[Items from a data source]

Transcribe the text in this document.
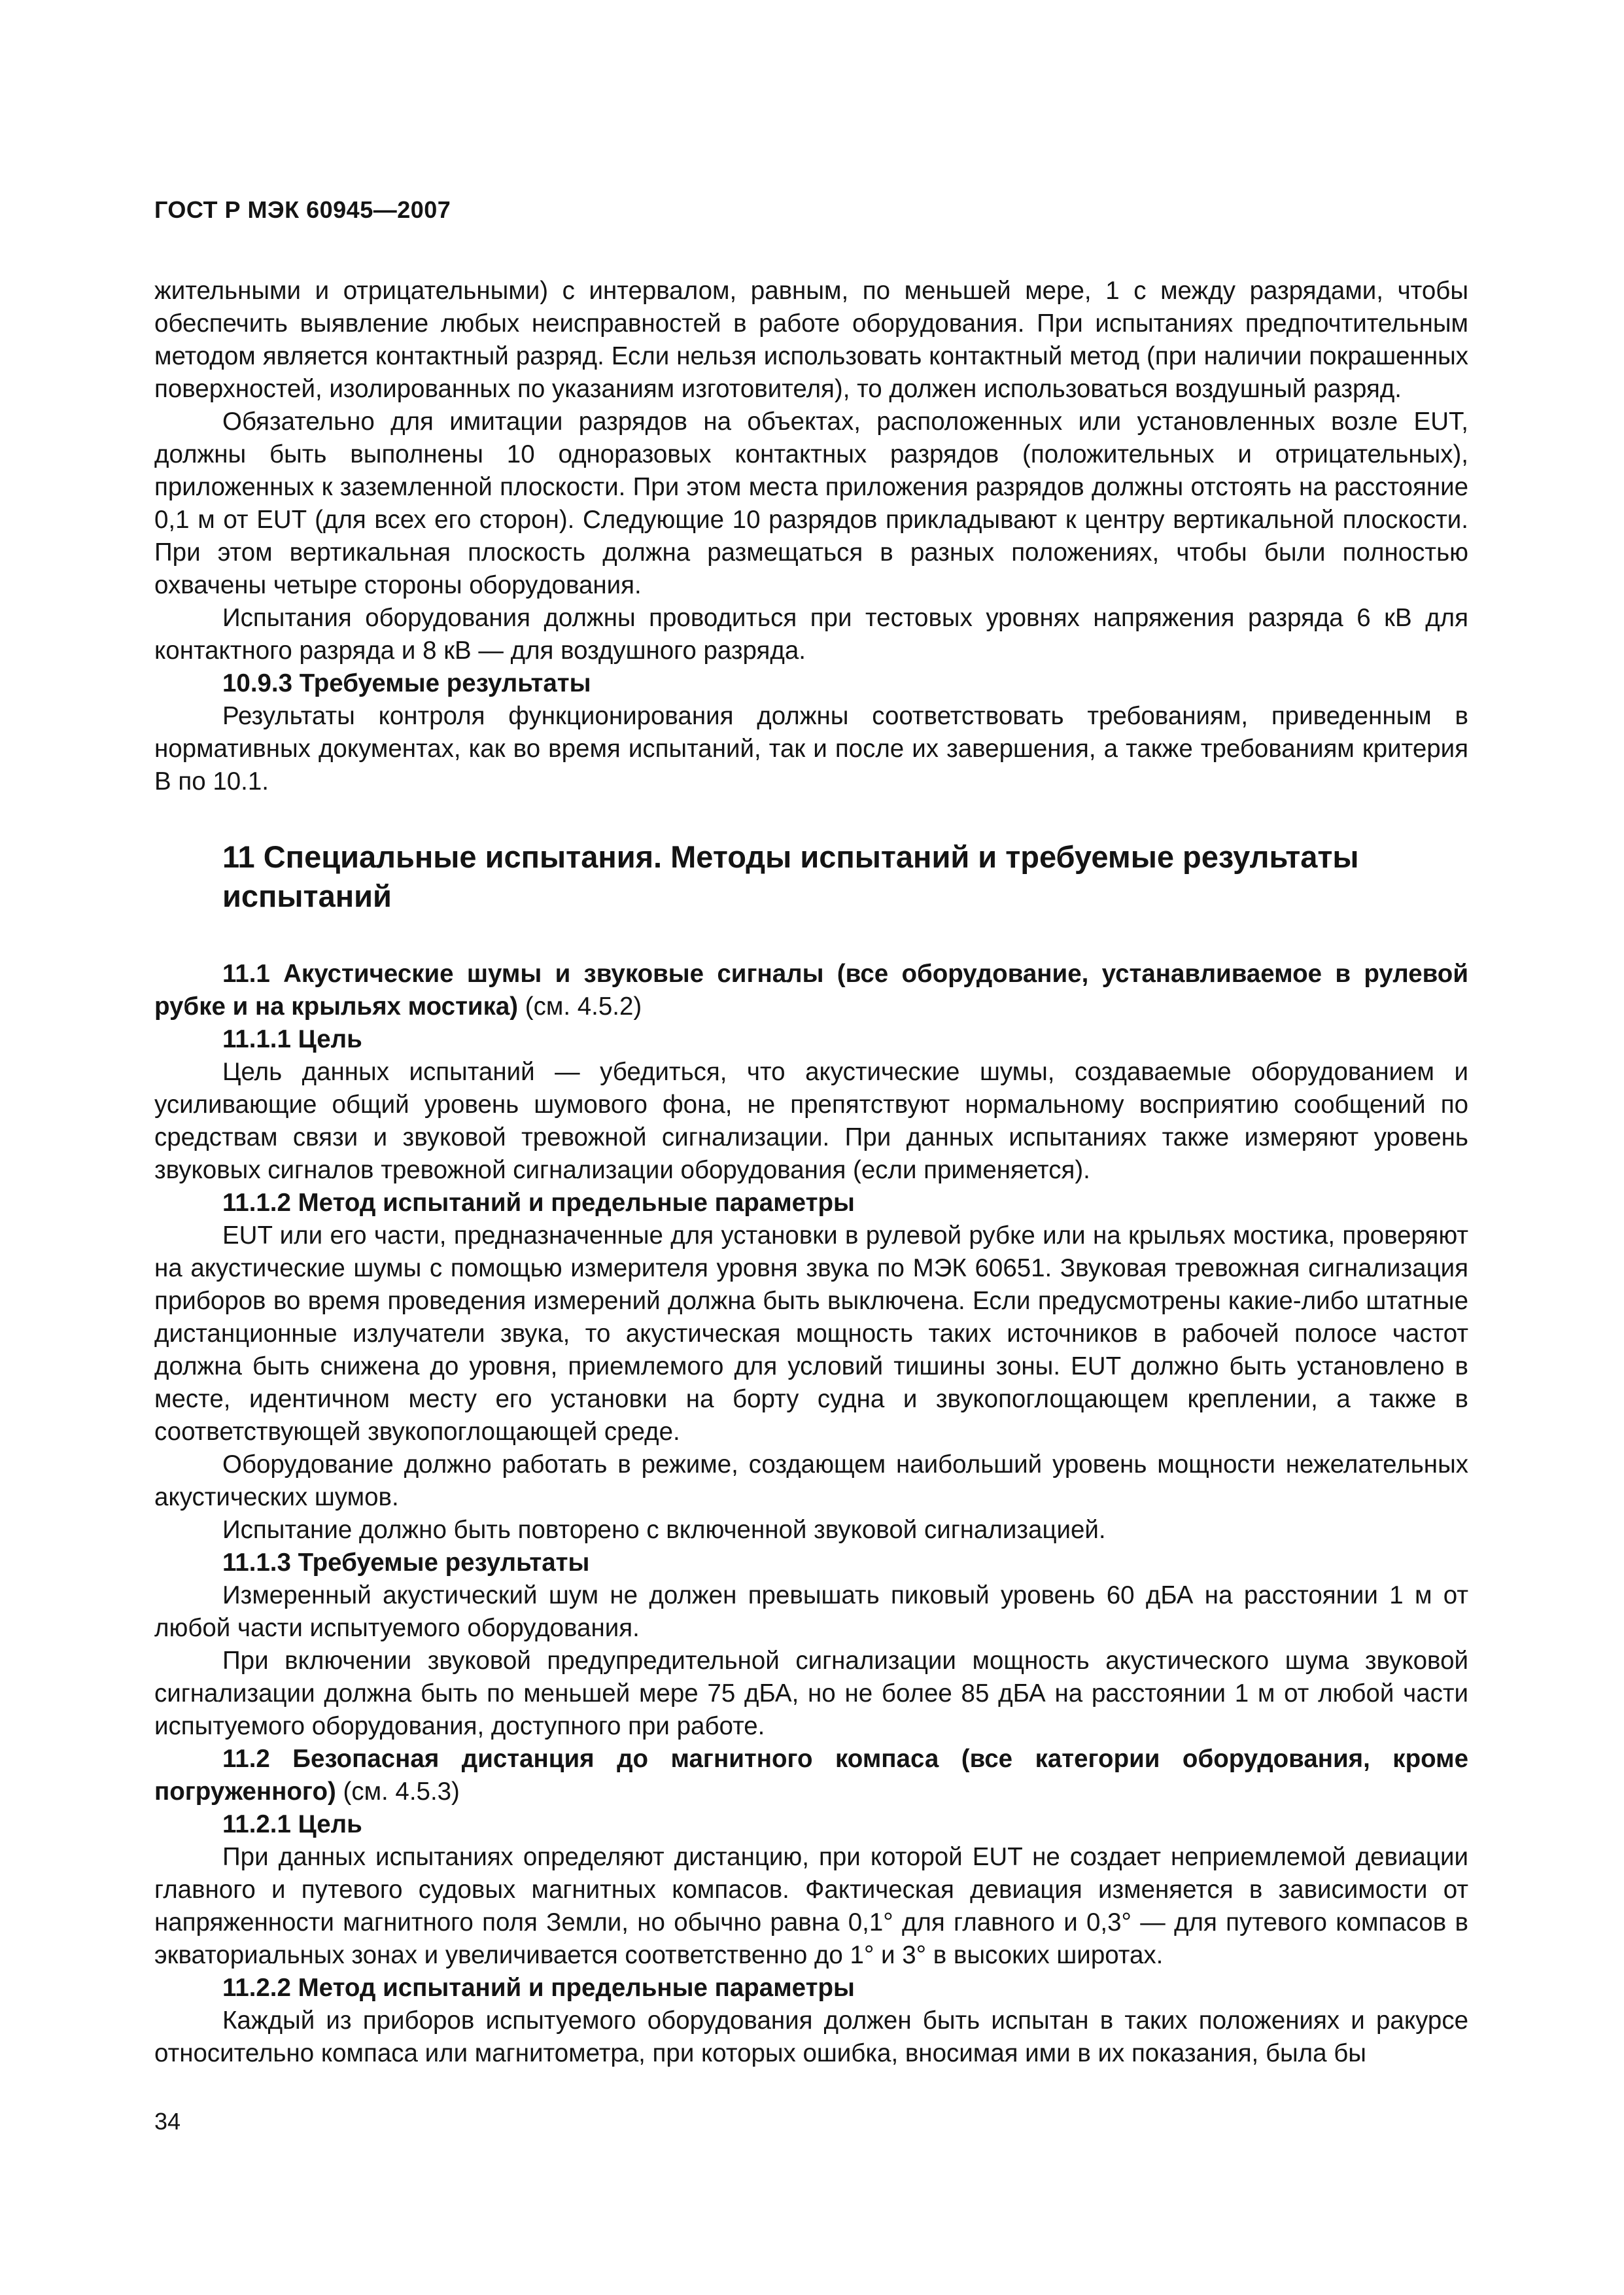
ГОСТ Р МЭК 60945—2007

жительными и отрицательными) с интервалом, равным, по меньшей мере, 1 с между разрядами, чтобы обеспечить выявление любых неисправностей в работе оборудования. При испытаниях предпочтительным методом является контактный разряд. Если нельзя использовать контактный метод (при наличии покрашенных поверхностей, изолированных по указаниям изготовителя), то должен использоваться воздушный разряд.

Обязательно для имитации разрядов на объектах, расположенных или установленных возле EUT, должны быть выполнены 10 одноразовых контактных разрядов (положительных и отрицательных), приложенных к заземленной плоскости. При этом места приложения разрядов должны отстоять на расстояние 0,1 м от EUT (для всех его сторон). Следующие 10 разрядов прикладывают к центру вертикальной плоскости. При этом вертикальная плоскость должна размещаться в разных положениях, чтобы были полностью охвачены четыре стороны оборудования.

Испытания оборудования должны проводиться при тестовых уровнях напряжения разряда 6 кВ для контактного разряда и 8 кВ — для воздушного разряда.

10.9.3 Требуемые результаты

Результаты контроля функционирования должны соответствовать требованиям, приведенным в нормативных документах, как во время испытаний, так и после их завершения, а также требованиям критерия В по 10.1.

11 Специальные испытания. Методы испытаний и требуемые результаты испытаний

11.1 Акустические шумы и звуковые сигналы (все оборудование, устанавливаемое в рулевой рубке и на крыльях мостика) (см. 4.5.2)

11.1.1 Цель

Цель данных испытаний — убедиться, что акустические шумы, создаваемые оборудованием и усиливающие общий уровень шумового фона, не препятствуют нормальному восприятию сообщений по средствам связи и звуковой тревожной сигнализации. При данных испытаниях также измеряют уровень звуковых сигналов тревожной сигнализации оборудования (если применяется).

11.1.2 Метод испытаний и предельные параметры

EUT или его части, предназначенные для установки в рулевой рубке или на крыльях мостика, проверяют на акустические шумы с помощью измерителя уровня звука по МЭК 60651. Звуковая тревожная сигнализация приборов во время проведения измерений должна быть выключена. Если предусмотрены какие-либо штатные дистанционные излучатели звука, то акустическая мощность таких источников в рабочей полосе частот должна быть снижена до уровня, приемлемого для условий тишины зоны. EUT должно быть установлено в месте, идентичном месту его установки на борту судна и звукопоглощающем креплении, а также в соответствующей звукопоглощающей среде.

Оборудование должно работать в режиме, создающем наибольший уровень мощности нежелательных акустических шумов.

Испытание должно быть повторено с включенной звуковой сигнализацией.

11.1.3 Требуемые результаты

Измеренный акустический шум не должен превышать пиковый уровень 60 дБА на расстоянии 1 м от любой части испытуемого оборудования.

При включении звуковой предупредительной сигнализации мощность акустического шума звуковой сигнализации должна быть по меньшей мере 75 дБА, но не более 85 дБА на расстоянии 1 м от любой части испытуемого оборудования, доступного при работе.

11.2 Безопасная дистанция до магнитного компаса (все категории оборудования, кроме погруженного) (см. 4.5.3)

11.2.1 Цель

При данных испытаниях определяют дистанцию, при которой EUT не создает неприемлемой девиации главного и путевого судовых магнитных компасов. Фактическая девиация изменяется в зависимости от напряженности магнитного поля Земли, но обычно равна 0,1° для главного и 0,3° — для путевого компасов в экваториальных зонах и увеличивается соответственно до 1° и 3° в высоких широтах.

11.2.2 Метод испытаний и предельные параметры

Каждый из приборов испытуемого оборудования должен быть испытан в таких положениях и ракурсе относительно компаса или магнитометра, при которых ошибка, вносимая ими в их показания, была бы

34
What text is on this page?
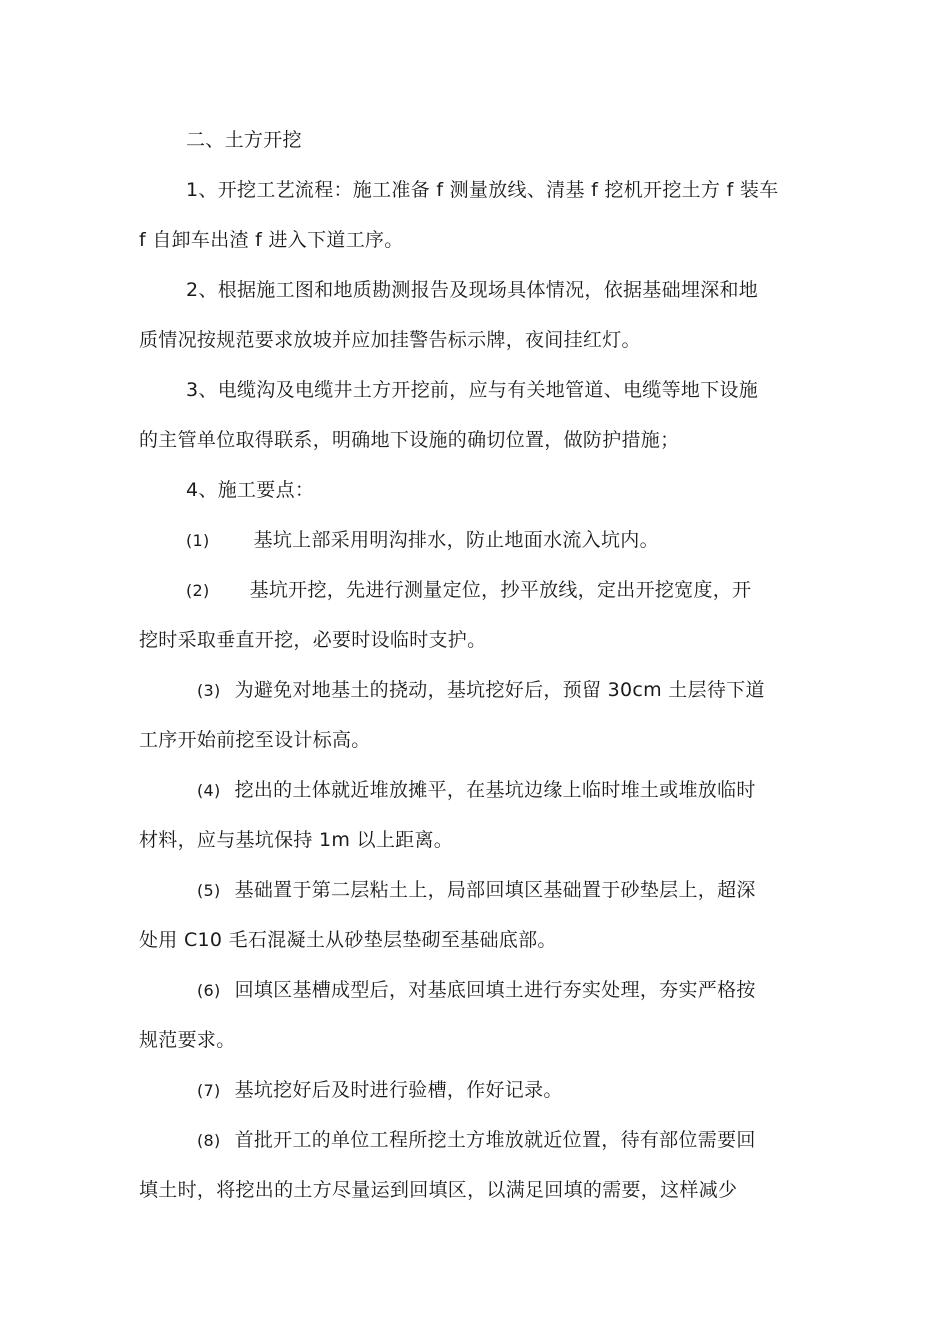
二、土方开挖
1、开挖工艺流程：施工准备 f 测量放线、清基 f 挖机开挖土方 f 装车
f 自卸车出渣 f 进入下道工序。
2、根据施工图和地质勘测报告及现场具体情况，依据基础埋深和地
质情况按规范要求放坡并应加挂警告标示牌，夜间挂红灯。
3、电缆沟及电缆井土方开挖前，应与有关地管道、电缆等地下设施
的主管单位取得联系，明确地下设施的确切位置，做防护措施；
4、施工要点：
(1) 基坑上部采用明沟排水，防止地面水流入坑内。
(2) 基坑开挖，先进行测量定位，抄平放线，定出开挖宽度，开
挖时采取垂直开挖，必要时设临时支护。
(3) 为避免对地基土的挠动，基坑挖好后，预留 30cm 土层待下道
工序开始前挖至设计标高。
(4) 挖出的土体就近堆放摊平，在基坑边缘上临时堆土或堆放临时
材料，应与基坑保持 1m 以上距离。
(5) 基础置于第二层粘土上，局部回填区基础置于砂垫层上，超深
处用 C10 毛石混凝土从砂垫层垫砌至基础底部。
(6) 回填区基槽成型后，对基底回填土进行夯实处理，夯实严格按
规范要求。
(7) 基坑挖好后及时进行验槽，作好记录。
(8) 首批开工的单位工程所挖土方堆放就近位置，待有部位需要回
填土时，将挖出的土方尽量运到回填区，以满足回填的需要，这样减少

What you are asked to do
From the entries above, output every line exactly and omit any image.

Full solution
Transcribe the text in this document.
ГОСТ Р МЭК 60945—2007

жительными и отрицательными) с интервалом, равным, по меньшей мере, 1 с между разрядами, чтобы обеспечить выявление любых неисправностей в работе оборудования. При испытаниях предпочтительным методом является контактный разряд. Если нельзя использовать контактный метод (при наличии покрашенных поверхностей, изолированных по указаниям изготовителя), то должен использоваться воздушный разряд.

Обязательно для имитации разрядов на объектах, расположенных или установленных возле EUT, должны быть выполнены 10 одноразовых контактных разрядов (положительных и отрицательных), приложенных к заземленной плоскости. При этом места приложения разрядов должны отстоять на расстояние 0,1 м от EUT (для всех его сторон). Следующие 10 разрядов прикладывают к центру вертикальной плоскости. При этом вертикальная плоскость должна размещаться в разных положениях, чтобы были полностью охвачены четыре стороны оборудования.

Испытания оборудования должны проводиться при тестовых уровнях напряжения разряда 6 кВ для контактного разряда и 8 кВ — для воздушного разряда.

10.9.3 Требуемые результаты

Результаты контроля функционирования должны соответствовать требованиям, приведенным в нормативных документах, как во время испытаний, так и после их завершения, а также требованиям критерия В по 10.1.

11 Специальные испытания. Методы испытаний и требуемые результаты испытаний

11.1 Акустические шумы и звуковые сигналы (все оборудование, устанавливаемое в рулевой рубке и на крыльях мостика) (см. 4.5.2)

11.1.1 Цель

Цель данных испытаний — убедиться, что акустические шумы, создаваемые оборудованием и усиливающие общий уровень шумового фона, не препятствуют нормальному восприятию сообщений по средствам связи и звуковой тревожной сигнализации. При данных испытаниях также измеряют уровень звуковых сигналов тревожной сигнализации оборудования (если применяется).

11.1.2 Метод испытаний и предельные параметры

EUT или его части, предназначенные для установки в рулевой рубке или на крыльях мостика, проверяют на акустические шумы с помощью измерителя уровня звука по МЭК 60651. Звуковая тревожная сигнализация приборов во время проведения измерений должна быть выключена. Если предусмотрены какие-либо штатные дистанционные излучатели звука, то акустическая мощность таких источников в рабочей полосе частот должна быть снижена до уровня, приемлемого для условий тишины зоны. EUT должно быть установлено в месте, идентичном месту его установки на борту судна и звукопоглощающем креплении, а также в соответствующей звукопоглощающей среде.

Оборудование должно работать в режиме, создающем наибольший уровень мощности нежелательных акустических шумов.

Испытание должно быть повторено с включенной звуковой сигнализацией.

11.1.3 Требуемые результаты

Измеренный акустический шум не должен превышать пиковый уровень 60 дБА на расстоянии 1 м от любой части испытуемого оборудования.

При включении звуковой предупредительной сигнализации мощность акустического шума звуковой сигнализации должна быть по меньшей мере 75 дБА, но не более 85 дБА на расстоянии 1 м от любой части испытуемого оборудования, доступного при работе.

11.2 Безопасная дистанция до магнитного компаса (все категории оборудования, кроме погруженного) (см. 4.5.3)

11.2.1 Цель

При данных испытаниях определяют дистанцию, при которой EUT не создает неприемлемой девиации главного и путевого судовых магнитных компасов. Фактическая девиация изменяется в зависимости от напряженности магнитного поля Земли, но обычно равна 0,1° для главного и 0,3° — для путевого компасов в экваториальных зонах и увеличивается соответственно до 1° и 3° в высоких широтах.

11.2.2 Метод испытаний и предельные параметры

Каждый из приборов испытуемого оборудования должен быть испытан в таких положениях и ракурсе относительно компаса или магнитометра, при которых ошибка, вносимая ими в их показания, была бы

34
What text is on this page?
二、土方开挖
1、开挖工艺流程：施工准备 f 测量放线、清基 f 挖机开挖土方 f 装车
f 自卸车出渣 f 进入下道工序。
2、根据施工图和地质勘测报告及现场具体情况，依据基础埋深和地
质情况按规范要求放坡并应加挂警告标示牌，夜间挂红灯。
3、电缆沟及电缆井土方开挖前，应与有关地管道、电缆等地下设施
的主管单位取得联系，明确地下设施的确切位置，做防护措施；
4、施工要点：
(1) 基坑上部采用明沟排水，防止地面水流入坑内。
(2) 基坑开挖，先进行测量定位，抄平放线，定出开挖宽度，开
挖时采取垂直开挖，必要时设临时支护。
(3) 为避免对地基土的挠动，基坑挖好后，预留 30cm 土层待下道
工序开始前挖至设计标高。
(4) 挖出的土体就近堆放摊平，在基坑边缘上临时堆土或堆放临时
材料，应与基坑保持 1m 以上距离。
(5) 基础置于第二层粘土上，局部回填区基础置于砂垫层上，超深
处用 C10 毛石混凝土从砂垫层垫砌至基础底部。
(6) 回填区基槽成型后，对基底回填土进行夯实处理，夯实严格按
规范要求。
(7) 基坑挖好后及时进行验槽，作好记录。
(8) 首批开工的单位工程所挖土方堆放就近位置，待有部位需要回
填土时，将挖出的土方尽量运到回填区，以满足回填的需要，这样减少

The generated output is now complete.